Set problem
The records below must be transcribed exactly. Do not include the pictures.

++++ Data in this exercise ++++

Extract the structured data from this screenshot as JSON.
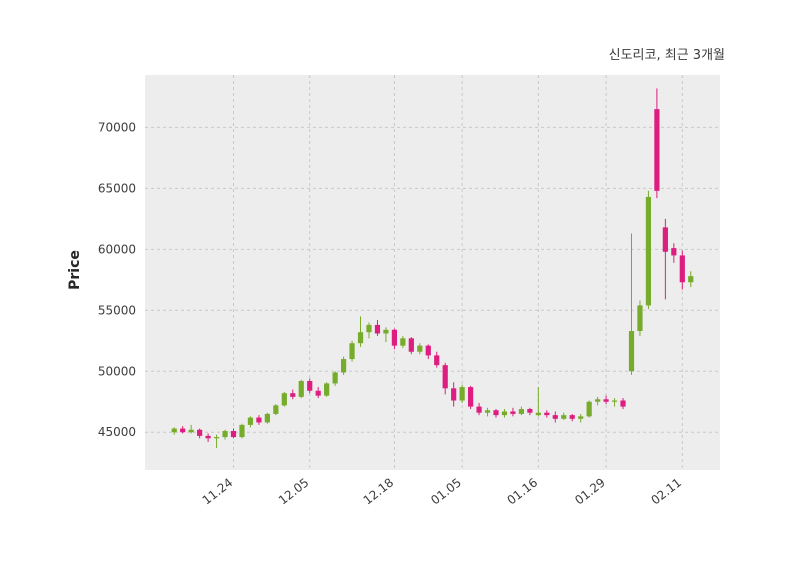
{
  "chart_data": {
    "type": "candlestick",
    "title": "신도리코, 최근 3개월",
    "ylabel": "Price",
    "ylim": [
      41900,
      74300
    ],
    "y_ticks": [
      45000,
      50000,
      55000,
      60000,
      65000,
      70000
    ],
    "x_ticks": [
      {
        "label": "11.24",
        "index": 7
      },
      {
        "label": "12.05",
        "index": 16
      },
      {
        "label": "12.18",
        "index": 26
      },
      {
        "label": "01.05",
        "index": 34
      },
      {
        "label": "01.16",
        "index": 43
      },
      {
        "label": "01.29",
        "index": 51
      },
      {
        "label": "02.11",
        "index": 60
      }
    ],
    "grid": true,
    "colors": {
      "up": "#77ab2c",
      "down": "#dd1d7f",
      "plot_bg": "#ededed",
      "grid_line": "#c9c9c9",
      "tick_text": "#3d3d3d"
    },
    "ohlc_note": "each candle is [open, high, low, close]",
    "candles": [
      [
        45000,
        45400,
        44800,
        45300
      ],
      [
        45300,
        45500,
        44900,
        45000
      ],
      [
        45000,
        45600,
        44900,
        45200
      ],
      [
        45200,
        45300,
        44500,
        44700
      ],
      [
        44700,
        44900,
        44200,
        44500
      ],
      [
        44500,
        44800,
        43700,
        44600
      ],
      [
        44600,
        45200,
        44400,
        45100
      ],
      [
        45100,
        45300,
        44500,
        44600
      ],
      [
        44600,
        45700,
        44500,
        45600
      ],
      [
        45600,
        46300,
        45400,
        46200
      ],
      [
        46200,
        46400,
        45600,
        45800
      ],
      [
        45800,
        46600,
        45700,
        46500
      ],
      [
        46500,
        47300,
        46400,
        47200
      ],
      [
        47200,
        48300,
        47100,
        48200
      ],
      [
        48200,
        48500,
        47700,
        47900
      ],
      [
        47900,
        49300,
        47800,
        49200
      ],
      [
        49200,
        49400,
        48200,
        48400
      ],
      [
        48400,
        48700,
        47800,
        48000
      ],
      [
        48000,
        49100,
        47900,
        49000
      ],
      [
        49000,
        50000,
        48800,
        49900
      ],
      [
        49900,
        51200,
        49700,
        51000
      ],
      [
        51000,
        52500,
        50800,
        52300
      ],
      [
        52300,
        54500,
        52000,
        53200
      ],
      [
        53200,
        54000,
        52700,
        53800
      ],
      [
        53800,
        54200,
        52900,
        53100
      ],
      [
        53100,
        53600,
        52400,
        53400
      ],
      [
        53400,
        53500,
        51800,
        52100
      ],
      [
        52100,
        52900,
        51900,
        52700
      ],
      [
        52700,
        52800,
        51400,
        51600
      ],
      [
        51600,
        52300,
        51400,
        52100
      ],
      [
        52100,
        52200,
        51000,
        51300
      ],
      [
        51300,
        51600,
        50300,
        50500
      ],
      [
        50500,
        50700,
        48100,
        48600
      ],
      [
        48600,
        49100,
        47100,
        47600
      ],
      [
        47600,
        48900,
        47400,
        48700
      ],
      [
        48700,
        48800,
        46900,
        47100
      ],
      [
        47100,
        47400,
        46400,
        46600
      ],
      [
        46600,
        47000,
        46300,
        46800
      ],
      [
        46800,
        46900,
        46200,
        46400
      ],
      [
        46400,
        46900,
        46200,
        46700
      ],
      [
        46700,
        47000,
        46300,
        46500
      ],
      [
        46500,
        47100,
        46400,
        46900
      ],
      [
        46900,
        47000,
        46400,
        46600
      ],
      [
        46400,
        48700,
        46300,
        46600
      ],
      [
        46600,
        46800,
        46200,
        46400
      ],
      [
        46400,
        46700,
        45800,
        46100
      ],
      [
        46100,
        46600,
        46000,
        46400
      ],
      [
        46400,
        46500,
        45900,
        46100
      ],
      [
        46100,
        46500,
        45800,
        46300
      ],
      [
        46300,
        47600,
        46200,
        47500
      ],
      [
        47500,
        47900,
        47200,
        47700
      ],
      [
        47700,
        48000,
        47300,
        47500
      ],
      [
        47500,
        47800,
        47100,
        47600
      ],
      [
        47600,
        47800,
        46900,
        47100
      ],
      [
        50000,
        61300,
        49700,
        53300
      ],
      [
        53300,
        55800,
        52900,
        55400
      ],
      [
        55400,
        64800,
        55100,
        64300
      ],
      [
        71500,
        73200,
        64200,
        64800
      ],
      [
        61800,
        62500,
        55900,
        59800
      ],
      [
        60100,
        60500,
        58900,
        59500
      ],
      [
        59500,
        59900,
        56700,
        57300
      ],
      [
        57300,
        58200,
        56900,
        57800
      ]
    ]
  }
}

++++

Answer in full
Extract the structured data from this screenshot as JSON.
{
  "chart_data": {
    "type": "candlestick",
    "title": "신도리코, 최근 3개월",
    "ylabel": "Price",
    "ylim": [
      41900,
      74300
    ],
    "y_ticks": [
      45000,
      50000,
      55000,
      60000,
      65000,
      70000
    ],
    "x_ticks": [
      {
        "label": "11.24",
        "index": 7
      },
      {
        "label": "12.05",
        "index": 16
      },
      {
        "label": "12.18",
        "index": 26
      },
      {
        "label": "01.05",
        "index": 34
      },
      {
        "label": "01.16",
        "index": 43
      },
      {
        "label": "01.29",
        "index": 51
      },
      {
        "label": "02.11",
        "index": 60
      }
    ],
    "grid": true,
    "colors": {
      "up": "#77ab2c",
      "down": "#dd1d7f",
      "plot_bg": "#ededed",
      "grid_line": "#c9c9c9",
      "tick_text": "#3d3d3d"
    },
    "ohlc_note": "each candle is [open, high, low, close]",
    "candles": [
      [
        45000,
        45400,
        44800,
        45300
      ],
      [
        45300,
        45500,
        44900,
        45000
      ],
      [
        45000,
        45600,
        44900,
        45200
      ],
      [
        45200,
        45300,
        44500,
        44700
      ],
      [
        44700,
        44900,
        44200,
        44500
      ],
      [
        44500,
        44800,
        43700,
        44600
      ],
      [
        44600,
        45200,
        44400,
        45100
      ],
      [
        45100,
        45300,
        44500,
        44600
      ],
      [
        44600,
        45700,
        44500,
        45600
      ],
      [
        45600,
        46300,
        45400,
        46200
      ],
      [
        46200,
        46400,
        45600,
        45800
      ],
      [
        45800,
        46600,
        45700,
        46500
      ],
      [
        46500,
        47300,
        46400,
        47200
      ],
      [
        47200,
        48300,
        47100,
        48200
      ],
      [
        48200,
        48500,
        47700,
        47900
      ],
      [
        47900,
        49300,
        47800,
        49200
      ],
      [
        49200,
        49400,
        48200,
        48400
      ],
      [
        48400,
        48700,
        47800,
        48000
      ],
      [
        48000,
        49100,
        47900,
        49000
      ],
      [
        49000,
        50000,
        48800,
        49900
      ],
      [
        49900,
        51200,
        49700,
        51000
      ],
      [
        51000,
        52500,
        50800,
        52300
      ],
      [
        52300,
        54500,
        52000,
        53200
      ],
      [
        53200,
        54000,
        52700,
        53800
      ],
      [
        53800,
        54200,
        52900,
        53100
      ],
      [
        53100,
        53600,
        52400,
        53400
      ],
      [
        53400,
        53500,
        51800,
        52100
      ],
      [
        52100,
        52900,
        51900,
        52700
      ],
      [
        52700,
        52800,
        51400,
        51600
      ],
      [
        51600,
        52300,
        51400,
        52100
      ],
      [
        52100,
        52200,
        51000,
        51300
      ],
      [
        51300,
        51600,
        50300,
        50500
      ],
      [
        50500,
        50700,
        48100,
        48600
      ],
      [
        48600,
        49100,
        47100,
        47600
      ],
      [
        47600,
        48900,
        47400,
        48700
      ],
      [
        48700,
        48800,
        46900,
        47100
      ],
      [
        47100,
        47400,
        46400,
        46600
      ],
      [
        46600,
        47000,
        46300,
        46800
      ],
      [
        46800,
        46900,
        46200,
        46400
      ],
      [
        46400,
        46900,
        46200,
        46700
      ],
      [
        46700,
        47000,
        46300,
        46500
      ],
      [
        46500,
        47100,
        46400,
        46900
      ],
      [
        46900,
        47000,
        46400,
        46600
      ],
      [
        46400,
        48700,
        46300,
        46600
      ],
      [
        46600,
        46800,
        46200,
        46400
      ],
      [
        46400,
        46700,
        45800,
        46100
      ],
      [
        46100,
        46600,
        46000,
        46400
      ],
      [
        46400,
        46500,
        45900,
        46100
      ],
      [
        46100,
        46500,
        45800,
        46300
      ],
      [
        46300,
        47600,
        46200,
        47500
      ],
      [
        47500,
        47900,
        47200,
        47700
      ],
      [
        47700,
        48000,
        47300,
        47500
      ],
      [
        47500,
        47800,
        47100,
        47600
      ],
      [
        47600,
        47800,
        46900,
        47100
      ],
      [
        50000,
        61300,
        49700,
        53300
      ],
      [
        53300,
        55800,
        52900,
        55400
      ],
      [
        55400,
        64800,
        55100,
        64300
      ],
      [
        71500,
        73200,
        64200,
        64800
      ],
      [
        61800,
        62500,
        55900,
        59800
      ],
      [
        60100,
        60500,
        58900,
        59500
      ],
      [
        59500,
        59900,
        56700,
        57300
      ],
      [
        57300,
        58200,
        56900,
        57800
      ]
    ]
  }
}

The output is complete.